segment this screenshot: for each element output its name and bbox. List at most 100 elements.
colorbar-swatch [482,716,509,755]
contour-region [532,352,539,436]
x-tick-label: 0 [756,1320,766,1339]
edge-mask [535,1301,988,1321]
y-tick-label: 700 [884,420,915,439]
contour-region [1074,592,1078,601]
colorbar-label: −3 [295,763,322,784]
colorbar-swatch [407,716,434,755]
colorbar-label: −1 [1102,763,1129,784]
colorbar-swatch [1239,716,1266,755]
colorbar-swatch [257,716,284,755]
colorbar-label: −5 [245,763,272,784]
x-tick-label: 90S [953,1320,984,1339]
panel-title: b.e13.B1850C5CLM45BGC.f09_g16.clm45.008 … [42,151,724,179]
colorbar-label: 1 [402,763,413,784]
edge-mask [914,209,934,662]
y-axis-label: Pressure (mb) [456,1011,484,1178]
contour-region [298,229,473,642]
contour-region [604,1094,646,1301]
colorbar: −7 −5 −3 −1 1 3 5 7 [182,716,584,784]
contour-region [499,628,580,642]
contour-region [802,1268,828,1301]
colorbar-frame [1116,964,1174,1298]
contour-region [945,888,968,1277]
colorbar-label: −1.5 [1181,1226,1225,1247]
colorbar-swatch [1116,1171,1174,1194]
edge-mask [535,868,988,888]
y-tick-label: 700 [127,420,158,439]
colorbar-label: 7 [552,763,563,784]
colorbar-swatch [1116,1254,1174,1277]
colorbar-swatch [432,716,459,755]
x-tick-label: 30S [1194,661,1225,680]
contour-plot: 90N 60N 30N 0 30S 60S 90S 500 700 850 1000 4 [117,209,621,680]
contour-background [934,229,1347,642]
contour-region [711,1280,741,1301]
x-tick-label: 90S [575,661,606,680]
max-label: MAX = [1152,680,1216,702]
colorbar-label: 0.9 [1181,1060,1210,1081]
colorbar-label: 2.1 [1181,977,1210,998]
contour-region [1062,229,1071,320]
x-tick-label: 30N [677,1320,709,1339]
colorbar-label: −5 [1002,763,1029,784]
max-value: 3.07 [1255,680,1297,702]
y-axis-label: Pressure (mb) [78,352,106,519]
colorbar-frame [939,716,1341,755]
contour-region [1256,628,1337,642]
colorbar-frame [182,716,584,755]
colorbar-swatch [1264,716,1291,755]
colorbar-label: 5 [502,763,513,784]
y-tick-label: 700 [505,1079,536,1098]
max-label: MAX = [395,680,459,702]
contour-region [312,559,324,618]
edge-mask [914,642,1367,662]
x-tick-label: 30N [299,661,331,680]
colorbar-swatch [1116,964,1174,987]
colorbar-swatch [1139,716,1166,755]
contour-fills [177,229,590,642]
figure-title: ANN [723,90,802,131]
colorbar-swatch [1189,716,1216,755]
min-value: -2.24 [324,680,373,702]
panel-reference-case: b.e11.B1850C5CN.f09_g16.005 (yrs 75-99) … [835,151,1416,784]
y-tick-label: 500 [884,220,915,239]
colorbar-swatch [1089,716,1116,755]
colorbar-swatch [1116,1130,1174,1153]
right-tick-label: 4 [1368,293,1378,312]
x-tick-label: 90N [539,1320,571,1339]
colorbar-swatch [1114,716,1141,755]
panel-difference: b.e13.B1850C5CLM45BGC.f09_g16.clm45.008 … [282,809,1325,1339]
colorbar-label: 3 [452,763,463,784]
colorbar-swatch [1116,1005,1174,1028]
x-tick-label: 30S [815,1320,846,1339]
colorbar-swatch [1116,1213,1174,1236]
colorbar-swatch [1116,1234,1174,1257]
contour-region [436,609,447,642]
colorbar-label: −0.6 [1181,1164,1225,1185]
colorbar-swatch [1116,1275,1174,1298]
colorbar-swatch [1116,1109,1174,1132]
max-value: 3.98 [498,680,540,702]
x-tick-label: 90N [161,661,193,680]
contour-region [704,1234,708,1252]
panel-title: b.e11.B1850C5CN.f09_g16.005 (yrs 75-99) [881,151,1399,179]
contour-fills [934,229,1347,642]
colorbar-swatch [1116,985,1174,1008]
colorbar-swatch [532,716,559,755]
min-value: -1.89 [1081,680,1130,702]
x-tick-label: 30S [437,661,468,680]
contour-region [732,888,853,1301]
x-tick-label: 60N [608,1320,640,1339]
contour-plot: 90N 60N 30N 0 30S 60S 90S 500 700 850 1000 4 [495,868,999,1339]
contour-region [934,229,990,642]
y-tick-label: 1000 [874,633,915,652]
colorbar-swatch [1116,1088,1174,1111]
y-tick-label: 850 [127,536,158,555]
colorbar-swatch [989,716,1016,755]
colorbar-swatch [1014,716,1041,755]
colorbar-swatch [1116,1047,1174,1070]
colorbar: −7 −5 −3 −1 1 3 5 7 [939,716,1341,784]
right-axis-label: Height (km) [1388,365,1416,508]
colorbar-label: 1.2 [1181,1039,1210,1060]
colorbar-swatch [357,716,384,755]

※ ※ ※

**WHAT IS BEING ASKED**:
Turn every line of the records above into a JSON list of strings, one string per line, skipping blank lines.

**CORRECT ANSWER**:
[
  "segment this screenshot: for each element output its name and bbox. List at most 100 elements.",
  "colorbar-swatch [482,716,509,755]",
  "contour-region [532,352,539,436]",
  "x-tick-label: 0 [756,1320,766,1339]",
  "edge-mask [535,1301,988,1321]",
  "y-tick-label: 700 [884,420,915,439]",
  "contour-region [1074,592,1078,601]",
  "colorbar-label: −3 [295,763,322,784]",
  "colorbar-swatch [407,716,434,755]",
  "colorbar-label: −1 [1102,763,1129,784]",
  "colorbar-swatch [1239,716,1266,755]",
  "colorbar-swatch [257,716,284,755]",
  "colorbar-label: −5 [245,763,272,784]",
  "x-tick-label: 90S [953,1320,984,1339]",
  "panel-title: b.e13.B1850C5CLM45BGC.f09_g16.clm45.008 … [42,151,724,179]",
  "colorbar-label: 1 [402,763,413,784]",
  "edge-mask [914,209,934,662]",
  "y-axis-label: Pressure (mb) [456,1011,484,1178]",
  "contour-region [298,229,473,642]",
  "contour-region [604,1094,646,1301]",
  "colorbar: −7 −5 −3 −1 1 3 5 7 [182,716,584,784]",
  "contour-region [499,628,580,642]",
  "contour-region [802,1268,828,1301]",
  "colorbar-frame [1116,964,1174,1298]",
  "contour-region [945,888,968,1277]",
  "colorbar-label: −1.5 [1181,1226,1225,1247]",
  "colorbar-swatch [1116,1171,1174,1194]",
  "edge-mask [535,868,988,888]",
  "y-tick-label: 700 [127,420,158,439]",
  "colorbar-label: 7 [552,763,563,784]",
  "colorbar-swatch [1116,1254,1174,1277]",
  "colorbar-swatch [432,716,459,755]",
  "x-tick-label: 30S [1194,661,1225,680]",
  "contour-plot: 90N 60N 30N 0 30S 60S 90S 500 700 850 1000 4 [117,209,621,680]",
  "contour-background [934,229,1347,642]",
  "contour-region [711,1280,741,1301]",
  "x-tick-label: 90S [575,661,606,680]",
  "max-label: MAX = [1152,680,1216,702]",
  "colorbar-label: 0.9 [1181,1060,1210,1081]",
  "colorbar-label: 2.1 [1181,977,1210,998]",
  "contour-region [1062,229,1071,320]",
  "x-tick-label: 30N [677,1320,709,1339]",
  "colorbar-label: −5 [1002,763,1029,784]",
  "max-value: 3.07 [1255,680,1297,702]",
  "y-axis-label: Pressure (mb) [78,352,106,519]",
  "colorbar-frame [939,716,1341,755]",
  "contour-region [1256,628,1337,642]",
  "colorbar-frame [182,716,584,755]",
  "colorbar-swatch [1264,716,1291,755]",
  "colorbar-label: 5 [502,763,513,784]",
  "y-tick-label: 700 [505,1079,536,1098]",
  "max-label: MAX = [395,680,459,702]",
  "contour-region [312,559,324,618]",
  "edge-mask [914,642,1367,662]",
  "x-tick-label: 30N [299,661,331,680]",
  "colorbar-swatch [1116,964,1174,987]",
  "colorbar-swatch [1139,716,1166,755]",
  "contour-fills [177,229,590,642]",
  "figure-title: ANN [723,90,802,131]",
  "colorbar-swatch [1189,716,1216,755]",
  "min-value: -2.24 [324,680,373,702]",
  "panel-reference-case: b.e11.B1850C5CN.f09_g16.005 (yrs 75-99) … [835,151,1416,784]",
  "y-tick-label: 500 [884,220,915,239]",
  "colorbar-swatch [1089,716,1116,755]",
  "colorbar-swatch [1116,1130,1174,1153]",
  "right-tick-label: 4 [1368,293,1378,312]",
  "x-tick-label: 90N [539,1320,571,1339]",
  "colorbar-swatch [1114,716,1141,755]",
  "panel-difference: b.e13.B1850C5CLM45BGC.f09_g16.clm45.008 … [282,809,1325,1339]",
  "colorbar-label: 3 [452,763,463,784]",
  "colorbar-swatch [1116,1005,1174,1028]",
  "x-tick-label: 30S [815,1320,846,1339]",
  "colorbar-swatch [1116,1213,1174,1236]",
  "colorbar-swatch [1116,1234,1174,1257]",
  "contour-region [436,609,447,642]",
  "colorbar-label: −0.6 [1181,1164,1225,1185]",
  "colorbar-swatch [1116,1275,1174,1298]",
  "colorbar-swatch [1116,1109,1174,1132]",
  "max-value: 3.98 [498,680,540,702]",
  "x-tick-label: 90N [161,661,193,680]",
  "contour-region [704,1234,708,1252]",
  "panel-title: b.e11.B1850C5CN.f09_g16.005 (yrs 75-99) [881,151,1399,179]",
  "contour-fills [934,229,1347,642]",
  "colorbar-swatch [1116,985,1174,1008]",
  "colorbar-swatch [532,716,559,755]",
  "min-value: -1.89 [1081,680,1130,702]",
  "x-tick-label: 30S [437,661,468,680]",
  "contour-region [732,888,853,1301]",
  "x-tick-label: 60N [608,1320,640,1339]",
  "contour-plot: 90N 60N 30N 0 30S 60S 90S 500 700 850 1000 4 [495,868,999,1339]",
  "contour-region [934,229,990,642]",
  "y-tick-label: 1000 [874,633,915,652]",
  "colorbar-swatch [1116,1088,1174,1111]",
  "y-tick-label: 850 [127,536,158,555]",
  "colorbar-swatch [989,716,1016,755]",
  "colorbar-swatch [1014,716,1041,755]",
  "colorbar-swatch [1116,1047,1174,1070]",
  "colorbar: −7 −5 −3 −1 1 3 5 7 [939,716,1341,784]",
  "right-axis-label: Height (km) [1388,365,1416,508]",
  "colorbar-label: 1.2 [1181,1039,1210,1060]",
  "colorbar-swatch [357,716,384,755]"
]